◆ **Document text**:

3.2.2.2 A1
If the "algorithm" directive's value is "MD5" or is unspecified, then
A1 is:
A1 = unq(username-value) ":" unq(realm-value) ":" passwd
where
passwd = < user's password >
If the "algorithm" directive's value is "MD5-sess", then A1 is
calculated only once - on the first request by the client following
receipt of a WWW-Authenticate challenge from the server. It uses the
server nonce from that challenge, and the first client nonce value to
construct A1 as follows:
A1 = H( unq(username-value) ":" unq(realm-value)
":" passwd )
":" unq(nonce-value) ":" unq(cnonce-value)
This creates a 'session key' for the authentication of subsequent
requests and responses which is different for each "authentication
session", thus limiting the amount of material hashed with any one
key. (Note: see further discussion of the authentication session in
RFC 2617 HTTP Authentication June 1999
section 3.3.) Because the server need only use the hash of the user
credentials in order to create the A1 value, this construction could
be used in conjunction with a third party authentication service so
that the web server would not need the actual password value. The
specification of such a protocol is beyond the scope of this
specification.
3.2.2.3 A2
If the "qop" directive's value is "auth" or is unspecified, then A2
is:
A2 = Method ":" digest-uri-value
If the "qop" value is "auth-int", then A2 is:
A2 = Method ":" digest-uri-value ":" H(entity-body)

◆ **Data shown**:

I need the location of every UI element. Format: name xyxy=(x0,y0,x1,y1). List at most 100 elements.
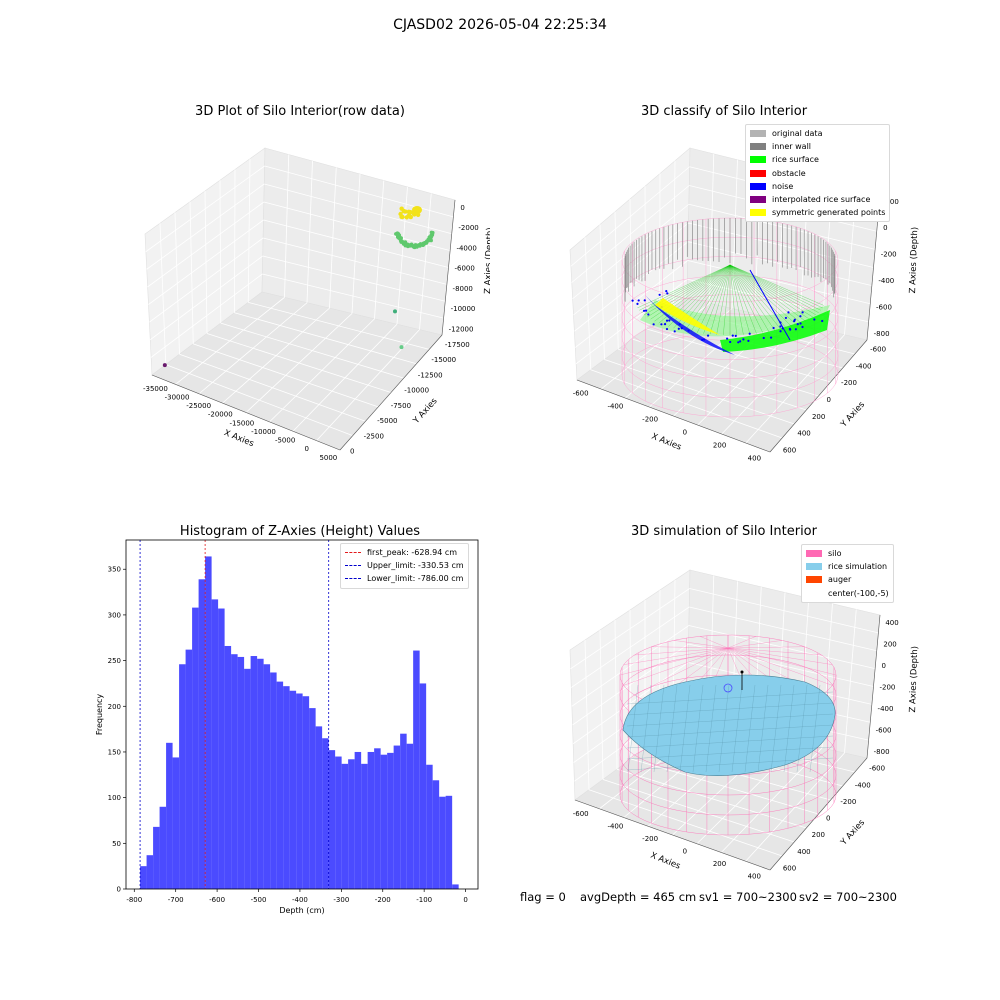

◆ **Exercise requirements**:
Write out the whole passage on the A1 and A2 values in HTTP Digest authentication, word for word. None of the data is needed here.

◆ **Answer below**:
3.2.2.2 A1
If the "algorithm" directive's value is "MD5" or is unspecified, then
A1 is:
A1 = unq(username-value) ":" unq(realm-value) ":" passwd
where
passwd = < user's password >
If the "algorithm" directive's value is "MD5-sess", then A1 is
calculated only once - on the first request by the client following
receipt of a WWW-Authenticate challenge from the server. It uses the
server nonce from that challenge, and the first client nonce value to
construct A1 as follows:
A1 = H( unq(username-value) ":" unq(realm-value)
":" passwd )
":" unq(nonce-value) ":" unq(cnonce-value)
This creates a 'session key' for the authentication of subsequent
requests and responses which is different for each "authentication
session", thus limiting the amount of material hashed with any one
key. (Note: see further discussion of the authentication session in
RFC 2617 HTTP Authentication June 1999
section 3.3.) Because the server need only use the hash of the user
credentials in order to create the A1 value, this construction could
be used in conjunction with a third party authentication service so
that the web server would not need the actual password value. The
specification of such a protocol is beyond the scope of this
specification.
3.2.2.3 A2
If the "qop" directive's value is "auth" or is unspecified, then A2
is:
A2 = Method ":" digest-uri-value
If the "qop" value is "auth-int", then A2 is:
A2 = Method ":" digest-uri-value ":" H(entity-body)